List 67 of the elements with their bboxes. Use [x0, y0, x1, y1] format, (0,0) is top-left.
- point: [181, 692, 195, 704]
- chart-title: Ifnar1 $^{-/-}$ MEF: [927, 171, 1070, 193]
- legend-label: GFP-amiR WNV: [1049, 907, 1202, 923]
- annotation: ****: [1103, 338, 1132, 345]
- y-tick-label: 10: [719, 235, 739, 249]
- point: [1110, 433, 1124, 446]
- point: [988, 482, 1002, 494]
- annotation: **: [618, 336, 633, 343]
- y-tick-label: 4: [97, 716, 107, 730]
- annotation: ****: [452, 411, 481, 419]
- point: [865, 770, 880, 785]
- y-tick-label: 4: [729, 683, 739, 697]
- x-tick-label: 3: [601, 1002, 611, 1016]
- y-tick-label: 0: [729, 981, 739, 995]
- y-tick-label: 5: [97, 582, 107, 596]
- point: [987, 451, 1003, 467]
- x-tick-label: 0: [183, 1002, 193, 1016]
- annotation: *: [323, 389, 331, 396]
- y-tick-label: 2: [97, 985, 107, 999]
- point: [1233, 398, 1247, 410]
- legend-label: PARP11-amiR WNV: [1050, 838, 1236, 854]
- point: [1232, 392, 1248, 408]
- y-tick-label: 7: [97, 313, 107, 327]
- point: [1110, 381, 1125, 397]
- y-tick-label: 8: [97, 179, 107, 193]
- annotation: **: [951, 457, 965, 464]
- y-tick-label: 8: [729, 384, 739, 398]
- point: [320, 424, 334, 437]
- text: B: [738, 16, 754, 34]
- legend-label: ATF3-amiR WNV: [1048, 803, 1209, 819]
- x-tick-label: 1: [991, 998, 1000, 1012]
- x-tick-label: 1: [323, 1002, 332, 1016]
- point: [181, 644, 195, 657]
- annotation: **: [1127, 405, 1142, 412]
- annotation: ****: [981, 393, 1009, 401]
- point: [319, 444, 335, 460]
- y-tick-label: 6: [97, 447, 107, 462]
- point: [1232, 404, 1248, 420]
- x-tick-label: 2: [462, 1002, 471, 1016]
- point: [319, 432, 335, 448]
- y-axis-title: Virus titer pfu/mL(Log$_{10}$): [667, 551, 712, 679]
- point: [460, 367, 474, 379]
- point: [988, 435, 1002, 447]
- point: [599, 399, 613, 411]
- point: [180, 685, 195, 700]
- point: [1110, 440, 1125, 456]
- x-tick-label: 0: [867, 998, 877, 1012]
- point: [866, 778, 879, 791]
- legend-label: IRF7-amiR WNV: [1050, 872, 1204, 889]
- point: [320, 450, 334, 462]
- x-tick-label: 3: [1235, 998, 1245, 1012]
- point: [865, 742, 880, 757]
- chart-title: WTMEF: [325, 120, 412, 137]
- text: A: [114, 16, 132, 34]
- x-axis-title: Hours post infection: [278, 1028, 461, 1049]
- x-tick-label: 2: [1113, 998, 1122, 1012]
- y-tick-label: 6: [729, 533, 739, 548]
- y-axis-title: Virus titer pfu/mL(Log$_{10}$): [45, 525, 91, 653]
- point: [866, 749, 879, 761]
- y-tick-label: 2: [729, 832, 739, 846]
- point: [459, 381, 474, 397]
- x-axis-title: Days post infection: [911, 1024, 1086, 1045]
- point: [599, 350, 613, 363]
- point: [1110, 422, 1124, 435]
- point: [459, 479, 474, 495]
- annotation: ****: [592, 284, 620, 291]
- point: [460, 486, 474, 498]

——————————

**Task directions:** Your job is to reproduce the listing exactly.

**Task output:**
List 67 of the elements with their bboxes. Use [x0, y0, x1, y1] format, (0,0) is top-left.
- point: [181, 692, 195, 704]
- chart-title: Ifnar1 $^{-/-}$ MEF: [927, 171, 1070, 193]
- legend-label: GFP-amiR WNV: [1049, 907, 1202, 923]
- annotation: ****: [1103, 338, 1132, 345]
- y-tick-label: 10: [719, 235, 739, 249]
- point: [1110, 433, 1124, 446]
- point: [988, 482, 1002, 494]
- annotation: **: [618, 336, 633, 343]
- y-tick-label: 4: [97, 716, 107, 730]
- annotation: ****: [452, 411, 481, 419]
- point: [865, 770, 880, 785]
- y-tick-label: 4: [729, 683, 739, 697]
- x-tick-label: 3: [601, 1002, 611, 1016]
- y-tick-label: 0: [729, 981, 739, 995]
- y-tick-label: 5: [97, 582, 107, 596]
- point: [987, 451, 1003, 467]
- x-tick-label: 0: [183, 1002, 193, 1016]
- annotation: *: [323, 389, 331, 396]
- y-tick-label: 2: [97, 985, 107, 999]
- point: [1233, 398, 1247, 410]
- legend-label: PARP11-amiR WNV: [1050, 838, 1236, 854]
- point: [1232, 392, 1248, 408]
- y-tick-label: 7: [97, 313, 107, 327]
- point: [1110, 381, 1125, 397]
- y-tick-label: 8: [97, 179, 107, 193]
- annotation: **: [951, 457, 965, 464]
- y-tick-label: 8: [729, 384, 739, 398]
- point: [320, 424, 334, 437]
- text: B: [738, 16, 754, 34]
- legend-label: ATF3-amiR WNV: [1048, 803, 1209, 819]
- x-tick-label: 1: [991, 998, 1000, 1012]
- x-tick-label: 1: [323, 1002, 332, 1016]
- point: [181, 644, 195, 657]
- annotation: **: [1127, 405, 1142, 412]
- annotation: ****: [981, 393, 1009, 401]
- point: [319, 444, 335, 460]
- y-tick-label: 6: [97, 447, 107, 462]
- point: [1232, 404, 1248, 420]
- x-tick-label: 2: [462, 1002, 471, 1016]
- point: [319, 432, 335, 448]
- y-axis-title: Virus titer pfu/mL(Log$_{10}$): [667, 551, 712, 679]
- point: [460, 367, 474, 379]
- point: [988, 435, 1002, 447]
- point: [599, 399, 613, 411]
- point: [180, 685, 195, 700]
- point: [1110, 440, 1125, 456]
- x-tick-label: 0: [867, 998, 877, 1012]
- point: [866, 778, 879, 791]
- legend-label: IRF7-amiR WNV: [1050, 872, 1204, 889]
- point: [320, 450, 334, 462]
- x-tick-label: 3: [1235, 998, 1245, 1012]
- point: [865, 742, 880, 757]
- chart-title: WTMEF: [325, 120, 412, 137]
- text: A: [114, 16, 132, 34]
- x-axis-title: Hours post infection: [278, 1028, 461, 1049]
- x-tick-label: 2: [1113, 998, 1122, 1012]
- y-tick-label: 6: [729, 533, 739, 548]
- y-axis-title: Virus titer pfu/mL(Log$_{10}$): [45, 525, 91, 653]
- point: [866, 749, 879, 761]
- y-tick-label: 2: [729, 832, 739, 846]
- point: [459, 381, 474, 397]
- x-axis-title: Days post infection: [911, 1024, 1086, 1045]
- point: [599, 350, 613, 363]
- point: [1110, 422, 1124, 435]
- point: [459, 479, 474, 495]
- annotation: ****: [592, 284, 620, 291]
- point: [460, 486, 474, 498]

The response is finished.